— Begin Given records —

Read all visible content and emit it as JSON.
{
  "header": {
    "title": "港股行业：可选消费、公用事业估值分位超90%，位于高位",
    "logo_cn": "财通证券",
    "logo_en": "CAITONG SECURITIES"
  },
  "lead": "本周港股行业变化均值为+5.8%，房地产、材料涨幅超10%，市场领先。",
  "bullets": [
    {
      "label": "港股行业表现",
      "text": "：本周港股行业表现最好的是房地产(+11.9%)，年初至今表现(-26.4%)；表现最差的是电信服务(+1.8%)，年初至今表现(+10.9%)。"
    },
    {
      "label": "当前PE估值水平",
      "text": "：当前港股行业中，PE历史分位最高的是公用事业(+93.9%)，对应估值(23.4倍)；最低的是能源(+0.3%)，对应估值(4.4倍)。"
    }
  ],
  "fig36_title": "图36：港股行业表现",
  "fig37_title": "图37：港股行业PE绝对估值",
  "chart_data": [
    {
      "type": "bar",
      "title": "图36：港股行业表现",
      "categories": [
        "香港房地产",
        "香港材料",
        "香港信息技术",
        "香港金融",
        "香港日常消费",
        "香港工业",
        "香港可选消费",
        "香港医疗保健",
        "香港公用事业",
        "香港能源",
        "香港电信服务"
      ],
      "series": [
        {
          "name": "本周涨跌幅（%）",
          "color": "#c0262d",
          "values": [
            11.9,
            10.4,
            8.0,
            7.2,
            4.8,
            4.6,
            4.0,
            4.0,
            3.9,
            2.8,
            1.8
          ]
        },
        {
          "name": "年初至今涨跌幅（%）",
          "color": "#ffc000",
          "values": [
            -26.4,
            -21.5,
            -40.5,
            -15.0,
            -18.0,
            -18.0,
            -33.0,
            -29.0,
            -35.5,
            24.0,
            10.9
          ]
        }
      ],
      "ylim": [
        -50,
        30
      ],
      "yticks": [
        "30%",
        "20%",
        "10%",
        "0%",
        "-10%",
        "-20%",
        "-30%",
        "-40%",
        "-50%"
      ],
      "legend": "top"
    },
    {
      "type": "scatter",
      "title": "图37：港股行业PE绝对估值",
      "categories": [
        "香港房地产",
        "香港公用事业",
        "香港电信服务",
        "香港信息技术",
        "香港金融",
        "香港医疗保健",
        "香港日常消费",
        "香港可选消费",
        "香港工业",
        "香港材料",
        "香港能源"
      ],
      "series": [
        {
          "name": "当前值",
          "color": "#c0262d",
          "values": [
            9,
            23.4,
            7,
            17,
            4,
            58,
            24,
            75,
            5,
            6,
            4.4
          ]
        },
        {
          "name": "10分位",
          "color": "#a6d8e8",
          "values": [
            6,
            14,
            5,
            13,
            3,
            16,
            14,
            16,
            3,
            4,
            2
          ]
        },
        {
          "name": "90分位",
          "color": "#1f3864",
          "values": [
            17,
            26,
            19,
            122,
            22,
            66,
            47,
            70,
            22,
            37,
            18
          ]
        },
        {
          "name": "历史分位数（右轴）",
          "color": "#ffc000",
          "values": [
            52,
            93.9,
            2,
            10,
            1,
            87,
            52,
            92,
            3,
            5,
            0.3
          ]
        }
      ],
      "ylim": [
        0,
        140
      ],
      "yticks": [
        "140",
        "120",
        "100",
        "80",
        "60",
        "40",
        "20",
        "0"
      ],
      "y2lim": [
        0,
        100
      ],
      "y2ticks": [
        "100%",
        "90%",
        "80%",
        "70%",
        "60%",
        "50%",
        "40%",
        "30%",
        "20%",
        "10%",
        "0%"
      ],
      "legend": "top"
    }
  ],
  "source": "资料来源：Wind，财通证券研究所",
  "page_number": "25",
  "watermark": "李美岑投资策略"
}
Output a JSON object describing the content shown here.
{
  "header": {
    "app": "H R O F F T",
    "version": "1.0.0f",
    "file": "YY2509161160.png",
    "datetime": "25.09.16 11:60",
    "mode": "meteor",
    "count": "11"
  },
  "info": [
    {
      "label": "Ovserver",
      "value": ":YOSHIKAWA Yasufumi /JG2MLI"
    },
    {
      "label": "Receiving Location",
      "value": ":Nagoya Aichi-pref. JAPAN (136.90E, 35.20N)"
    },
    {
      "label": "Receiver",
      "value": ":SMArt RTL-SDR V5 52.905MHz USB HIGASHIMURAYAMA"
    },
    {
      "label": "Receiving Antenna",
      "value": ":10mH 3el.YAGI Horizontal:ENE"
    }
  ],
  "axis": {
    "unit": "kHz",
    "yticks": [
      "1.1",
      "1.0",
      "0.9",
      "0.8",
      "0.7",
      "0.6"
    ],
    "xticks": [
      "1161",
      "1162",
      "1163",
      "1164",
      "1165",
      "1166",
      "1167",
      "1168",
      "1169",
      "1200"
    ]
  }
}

— End Given records —

Written request> From the line that contains "Output a JSON" to the last line of the material above, repeat every line exactly, keeping both the first and the last.

Correct response>
Output a JSON object describing the content shown here.
{
  "header": {
    "app": "H R O F F T",
    "version": "1.0.0f",
    "file": "YY2509161160.png",
    "datetime": "25.09.16 11:60",
    "mode": "meteor",
    "count": "11"
  },
  "info": [
    {
      "label": "Ovserver",
      "value": ":YOSHIKAWA Yasufumi /JG2MLI"
    },
    {
      "label": "Receiving Location",
      "value": ":Nagoya Aichi-pref. JAPAN (136.90E, 35.20N)"
    },
    {
      "label": "Receiver",
      "value": ":SMArt RTL-SDR V5 52.905MHz USB HIGASHIMURAYAMA"
    },
    {
      "label": "Receiving Antenna",
      "value": ":10mH 3el.YAGI Horizontal:ENE"
    }
  ],
  "axis": {
    "unit": "kHz",
    "yticks": [
      "1.1",
      "1.0",
      "0.9",
      "0.8",
      "0.7",
      "0.6"
    ],
    "xticks": [
      "1161",
      "1162",
      "1163",
      "1164",
      "1165",
      "1166",
      "1167",
      "1168",
      "1169",
      "1200"
    ]
  }
}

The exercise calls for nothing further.